Merchant appeared at the Cambridge Union on Tuesdayfreddie dyke

“You’ll never have more freedom or more time than when you’re at university – ‘oh I’m doing my studies!’ – no you’re not, you’re in the fucking bar.” This was how Stephen Merchant, the BAFTA- and Golden Globe-winning writer and comedian, appealed to Cambridge students to make the most of their opportunity to dive into a career in comedy.

Merchant, ironically, told the packed Union Chamber that he wishes he had been sitting where they were twenty years ago, having been keen on the idea of coming to Cambridge – he tells me he would “study philosophy probably” if he could choose now – and joining the Footlights. He says he was “gutted” when his teachers persuaded him that he wasn’t academically good enough but then got the requisite grades for Oxbridge anyway.

However, despite being only “marginally” funny at school, he never gave up on comedy, saying that it “never occurred to me not to give it a stab.”

Throughout the evening the self-described “comedy nerd” won laughs effortlessly as he divulged carefully rehearsed anecdotes. Rapturous applause greeted one particular story that involved an infuriating small child throwing a shoe into Merchant’s soup at a wedding. When the apologetic mother light-heartedly asked “Oh, what’s he like?”, Merchant retorted “He’s like a cunt.”

However, such brazenness is far from the norm for the comedian, who concedes that he’s typically very awkward with people, such ineptitude being particularly acute when around women, as his show Hello Ladies parodied. Now 41, he passed on his romantic wisdom to the students present, telling them that they shouldn’t “be scared of girls” because “they’re like a bear in the woods – just as scared as you are of them.” Having had his own complications in the dating world – he jokes that in the past he used “would you like to meet Ricky Gervais?” as a chat-up line – he thinks standing out isn’t that difficult because “everyone’s an asshole, and if you’re not an asshole, you’re a step ahead.”

It would be hard to class Merchant as an asshole – throughout the evening it was clear that he’s still down-to-earth, saying that being a celebrity “doesn’t banish any personal demons you have” and admitting that when The Office went big he was “just swept along” with it, astounded that he was getting paid to write comedy. Did he wish he’d starred in it? “Yeah, when I saw all the free shit that Ricky got sent!” he jokes.

When we spoke afterwards, he says he isn’t at all involved in Gervais’s revival of the character that made both their names both in the UK and US, David Brent. Inevitably, Merchant did not escape the question he’s most asked about what many perceive to be another of his ‘characters’: is Karl Pilkington real? “Karl is like that, he’s one of the most unique beings I’ve ever met.” In validation of this, Merchant recalls a time when he, Gervais, and Pilkington were talking about celebrities who had become famous via their parents – such as Bianca Gascoigne and Calum Best – when Pilkington, in a “moment of genius”, cut them off by saying: “well, you could say the same about Jesus?”

Merchant, now residing in L.A., has noted dissimilarities with his native land since moving, finding Americans “more generally optimistic”. He adds that the UK is the only place where someone can shout affectionately: “Steve, you lanky twat!” – the kind of behaviour he feels wouldn’t sit well with Americans.

————————

◆ **Task instructions**:
**A.** In the article on Stephen Merchant's Cambridge Union appearance, what subject does he say he would probably study if he could choose now?
**B.** Pick up the article on Stephen Merchant's Cambridge Union appearance after its final paragraph and write what comes next.

◆ **Supplied information**:
————————

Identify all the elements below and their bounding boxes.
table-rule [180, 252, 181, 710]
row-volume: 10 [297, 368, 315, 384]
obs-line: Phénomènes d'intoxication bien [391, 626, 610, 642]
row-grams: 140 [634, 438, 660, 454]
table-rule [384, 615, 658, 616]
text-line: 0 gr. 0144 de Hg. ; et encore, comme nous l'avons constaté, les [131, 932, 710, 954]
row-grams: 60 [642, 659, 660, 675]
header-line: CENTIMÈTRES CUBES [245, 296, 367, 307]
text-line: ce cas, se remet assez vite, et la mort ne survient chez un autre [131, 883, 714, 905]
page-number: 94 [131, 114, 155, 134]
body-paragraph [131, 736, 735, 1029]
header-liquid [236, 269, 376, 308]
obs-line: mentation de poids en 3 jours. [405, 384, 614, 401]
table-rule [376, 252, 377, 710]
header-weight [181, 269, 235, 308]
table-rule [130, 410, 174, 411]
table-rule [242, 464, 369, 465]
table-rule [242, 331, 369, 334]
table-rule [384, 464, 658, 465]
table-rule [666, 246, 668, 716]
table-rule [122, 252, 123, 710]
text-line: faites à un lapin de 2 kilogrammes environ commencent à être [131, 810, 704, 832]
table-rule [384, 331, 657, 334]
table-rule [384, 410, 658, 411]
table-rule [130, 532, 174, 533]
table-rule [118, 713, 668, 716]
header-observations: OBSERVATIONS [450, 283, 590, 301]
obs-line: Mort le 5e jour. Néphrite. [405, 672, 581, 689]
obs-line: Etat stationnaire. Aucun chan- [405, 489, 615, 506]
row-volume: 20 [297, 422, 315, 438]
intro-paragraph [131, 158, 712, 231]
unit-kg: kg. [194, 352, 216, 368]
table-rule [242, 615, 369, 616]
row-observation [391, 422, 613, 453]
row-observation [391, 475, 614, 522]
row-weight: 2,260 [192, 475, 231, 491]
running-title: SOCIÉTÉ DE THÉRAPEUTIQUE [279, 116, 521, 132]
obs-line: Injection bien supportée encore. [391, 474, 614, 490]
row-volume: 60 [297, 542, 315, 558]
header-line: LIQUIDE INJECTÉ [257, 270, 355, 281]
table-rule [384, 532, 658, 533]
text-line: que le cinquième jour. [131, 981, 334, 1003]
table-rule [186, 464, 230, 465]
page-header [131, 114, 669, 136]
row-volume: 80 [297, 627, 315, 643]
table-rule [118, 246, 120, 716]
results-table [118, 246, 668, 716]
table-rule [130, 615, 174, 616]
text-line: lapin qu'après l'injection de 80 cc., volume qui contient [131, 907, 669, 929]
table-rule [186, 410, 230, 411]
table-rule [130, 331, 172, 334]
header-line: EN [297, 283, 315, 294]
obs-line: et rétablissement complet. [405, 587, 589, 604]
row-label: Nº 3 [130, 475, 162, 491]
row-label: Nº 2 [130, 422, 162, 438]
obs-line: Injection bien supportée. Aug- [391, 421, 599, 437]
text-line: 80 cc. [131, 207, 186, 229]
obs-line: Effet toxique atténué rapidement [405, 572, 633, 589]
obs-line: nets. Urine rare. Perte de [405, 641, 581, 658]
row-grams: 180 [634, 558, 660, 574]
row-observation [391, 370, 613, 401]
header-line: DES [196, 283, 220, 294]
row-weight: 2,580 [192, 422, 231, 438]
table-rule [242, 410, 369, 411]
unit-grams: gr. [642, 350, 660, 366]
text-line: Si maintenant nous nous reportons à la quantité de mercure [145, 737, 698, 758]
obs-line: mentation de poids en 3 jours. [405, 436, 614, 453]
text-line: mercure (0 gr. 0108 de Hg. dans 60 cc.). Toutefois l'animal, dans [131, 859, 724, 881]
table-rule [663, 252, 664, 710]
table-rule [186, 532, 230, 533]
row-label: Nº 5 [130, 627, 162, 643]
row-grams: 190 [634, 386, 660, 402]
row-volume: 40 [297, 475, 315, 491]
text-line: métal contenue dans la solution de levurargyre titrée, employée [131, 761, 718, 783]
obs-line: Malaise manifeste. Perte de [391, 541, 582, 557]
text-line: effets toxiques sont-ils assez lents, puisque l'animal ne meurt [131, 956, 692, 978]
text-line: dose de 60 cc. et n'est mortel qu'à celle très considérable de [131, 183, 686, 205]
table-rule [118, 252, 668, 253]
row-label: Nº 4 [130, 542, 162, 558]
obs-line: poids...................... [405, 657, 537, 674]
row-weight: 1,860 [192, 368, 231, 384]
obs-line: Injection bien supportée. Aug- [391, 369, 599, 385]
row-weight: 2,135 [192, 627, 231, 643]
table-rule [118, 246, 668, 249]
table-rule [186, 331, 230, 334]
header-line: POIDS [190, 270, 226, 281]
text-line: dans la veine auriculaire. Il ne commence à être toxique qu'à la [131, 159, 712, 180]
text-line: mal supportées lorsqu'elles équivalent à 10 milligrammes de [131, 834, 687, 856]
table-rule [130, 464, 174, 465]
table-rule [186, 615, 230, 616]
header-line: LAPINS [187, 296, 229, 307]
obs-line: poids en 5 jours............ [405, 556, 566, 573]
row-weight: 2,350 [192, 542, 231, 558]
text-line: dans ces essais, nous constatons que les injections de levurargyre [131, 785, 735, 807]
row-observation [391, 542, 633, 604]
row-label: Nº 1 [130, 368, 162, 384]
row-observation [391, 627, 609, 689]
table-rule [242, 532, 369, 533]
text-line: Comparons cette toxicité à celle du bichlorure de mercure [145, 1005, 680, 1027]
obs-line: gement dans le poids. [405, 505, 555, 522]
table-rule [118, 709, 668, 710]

————————

◆ **Outputs for the tasks**:
**A.** Philosophy.

**B.**
Unfortunately for the funnyman, living in the US means confronting an unfunny prospect: Donald Trump’s presidential candidacy. He finds the idea “terrifying”, and mocks the outspoken billionaire for having gone bankrupt and losing more money than if he’d just invested his inheritance.

How does he explain Trump’s rise? “There are so many fuckwits in America”, he replies, adding that there is a “weird anti-intellectualism” in the country. When an American student in the crowd jokingly protests against this, Merchant reassures him: “you’re not a fuckwit, you go to Cambridge!”

Talking after the event, Merchant says that people like Trump and Jeremy Corbyn are appealing to “disillusionment”, that “they fill this gap for people that feel like they’re not being spoken to” and, he adds with some enthusiasm: “it’s quite exciting”. As for his own political views, he tells me that he’s “not cynical about politics”, thinking that it’s “important that people vote and engage in politics”.

As for his heroes, the Warwick graduate mentions John Cleese – with whom Merchant shares both height and a West Country background that encouraged him that he could make it – as well as Woody Allen and Monty Python, famous for pushing the boundaries. Does he think we can draw lines when it comes to comedy? He does, but thinks “policing” comedy is “dangerous” because you inevitably “stifle creativity” and “that isn’t healthy”.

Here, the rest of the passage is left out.